→ Task details
An exact copy of the records is required, minus the pictures they hold.
════════════════════
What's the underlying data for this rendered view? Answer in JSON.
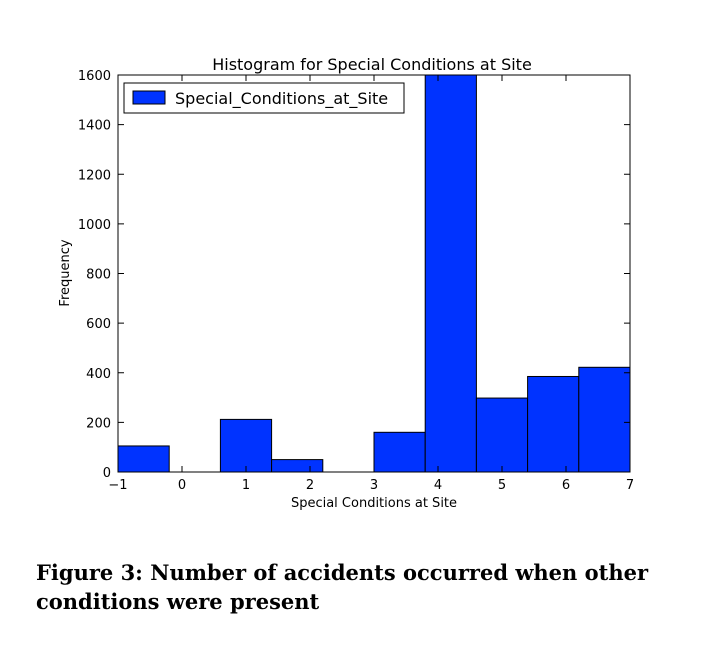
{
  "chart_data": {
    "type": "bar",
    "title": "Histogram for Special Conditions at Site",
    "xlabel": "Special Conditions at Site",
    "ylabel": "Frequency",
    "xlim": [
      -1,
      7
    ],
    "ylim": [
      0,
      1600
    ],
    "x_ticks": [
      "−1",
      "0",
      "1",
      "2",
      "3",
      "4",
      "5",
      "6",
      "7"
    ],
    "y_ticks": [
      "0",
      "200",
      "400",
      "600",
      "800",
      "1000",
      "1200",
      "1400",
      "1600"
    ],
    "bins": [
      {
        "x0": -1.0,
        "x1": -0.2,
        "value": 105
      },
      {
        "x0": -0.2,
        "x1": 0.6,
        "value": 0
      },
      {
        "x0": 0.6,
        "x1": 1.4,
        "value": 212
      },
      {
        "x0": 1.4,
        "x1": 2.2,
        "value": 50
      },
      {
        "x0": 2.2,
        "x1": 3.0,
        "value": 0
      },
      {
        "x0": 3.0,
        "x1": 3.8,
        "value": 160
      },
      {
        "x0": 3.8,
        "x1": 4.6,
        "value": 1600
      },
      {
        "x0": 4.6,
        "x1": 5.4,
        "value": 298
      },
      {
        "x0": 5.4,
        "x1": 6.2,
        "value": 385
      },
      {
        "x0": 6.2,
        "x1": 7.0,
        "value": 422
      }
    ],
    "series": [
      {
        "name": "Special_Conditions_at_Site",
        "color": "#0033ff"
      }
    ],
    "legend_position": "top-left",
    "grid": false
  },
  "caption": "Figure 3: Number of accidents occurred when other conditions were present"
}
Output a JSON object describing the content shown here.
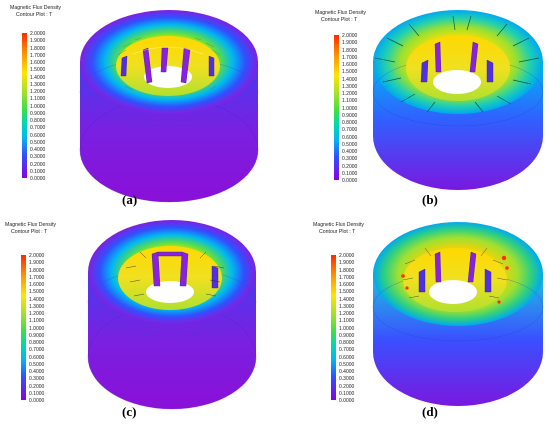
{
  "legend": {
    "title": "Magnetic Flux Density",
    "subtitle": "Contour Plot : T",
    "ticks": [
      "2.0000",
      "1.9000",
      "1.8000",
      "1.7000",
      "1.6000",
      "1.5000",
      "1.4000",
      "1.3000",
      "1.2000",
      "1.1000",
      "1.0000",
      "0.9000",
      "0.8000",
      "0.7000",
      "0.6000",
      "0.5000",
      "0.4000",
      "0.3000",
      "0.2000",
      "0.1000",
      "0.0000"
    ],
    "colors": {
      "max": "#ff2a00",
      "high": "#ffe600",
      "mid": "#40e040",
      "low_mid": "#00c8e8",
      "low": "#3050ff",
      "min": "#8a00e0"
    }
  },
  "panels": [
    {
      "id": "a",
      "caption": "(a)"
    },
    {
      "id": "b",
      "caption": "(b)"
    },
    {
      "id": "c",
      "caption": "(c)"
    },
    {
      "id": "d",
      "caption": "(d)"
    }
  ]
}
════════════════════
→ Exercise solution
What's the underlying data for this rendered view? Answer in JSON.
{
  "chart_data": {
    "type": "bar",
    "title": "Histogram for Special Conditions at Site",
    "xlabel": "Special Conditions at Site",
    "ylabel": "Frequency",
    "xlim": [
      -1,
      7
    ],
    "ylim": [
      0,
      1600
    ],
    "x_ticks": [
      "−1",
      "0",
      "1",
      "2",
      "3",
      "4",
      "5",
      "6",
      "7"
    ],
    "y_ticks": [
      "0",
      "200",
      "400",
      "600",
      "800",
      "1000",
      "1200",
      "1400",
      "1600"
    ],
    "bins": [
      {
        "x0": -1.0,
        "x1": -0.2,
        "value": 105
      },
      {
        "x0": -0.2,
        "x1": 0.6,
        "value": 0
      },
      {
        "x0": 0.6,
        "x1": 1.4,
        "value": 212
      },
      {
        "x0": 1.4,
        "x1": 2.2,
        "value": 50
      },
      {
        "x0": 2.2,
        "x1": 3.0,
        "value": 0
      },
      {
        "x0": 3.0,
        "x1": 3.8,
        "value": 160
      },
      {
        "x0": 3.8,
        "x1": 4.6,
        "value": 1600
      },
      {
        "x0": 4.6,
        "x1": 5.4,
        "value": 298
      },
      {
        "x0": 5.4,
        "x1": 6.2,
        "value": 385
      },
      {
        "x0": 6.2,
        "x1": 7.0,
        "value": 422
      }
    ],
    "series": [
      {
        "name": "Special_Conditions_at_Site",
        "color": "#0033ff"
      }
    ],
    "legend_position": "top-left",
    "grid": false
  },
  "caption": "Figure 3: Number of accidents occurred when other conditions were present"
}
Output a JSON object describing the content shown here.
{
  "legend": {
    "title": "Magnetic Flux Density",
    "subtitle": "Contour Plot : T",
    "ticks": [
      "2.0000",
      "1.9000",
      "1.8000",
      "1.7000",
      "1.6000",
      "1.5000",
      "1.4000",
      "1.3000",
      "1.2000",
      "1.1000",
      "1.0000",
      "0.9000",
      "0.8000",
      "0.7000",
      "0.6000",
      "0.5000",
      "0.4000",
      "0.3000",
      "0.2000",
      "0.1000",
      "0.0000"
    ],
    "colors": {
      "max": "#ff2a00",
      "high": "#ffe600",
      "mid": "#40e040",
      "low_mid": "#00c8e8",
      "low": "#3050ff",
      "min": "#8a00e0"
    }
  },
  "panels": [
    {
      "id": "a",
      "caption": "(a)"
    },
    {
      "id": "b",
      "caption": "(b)"
    },
    {
      "id": "c",
      "caption": "(c)"
    },
    {
      "id": "d",
      "caption": "(d)"
    }
  ]
}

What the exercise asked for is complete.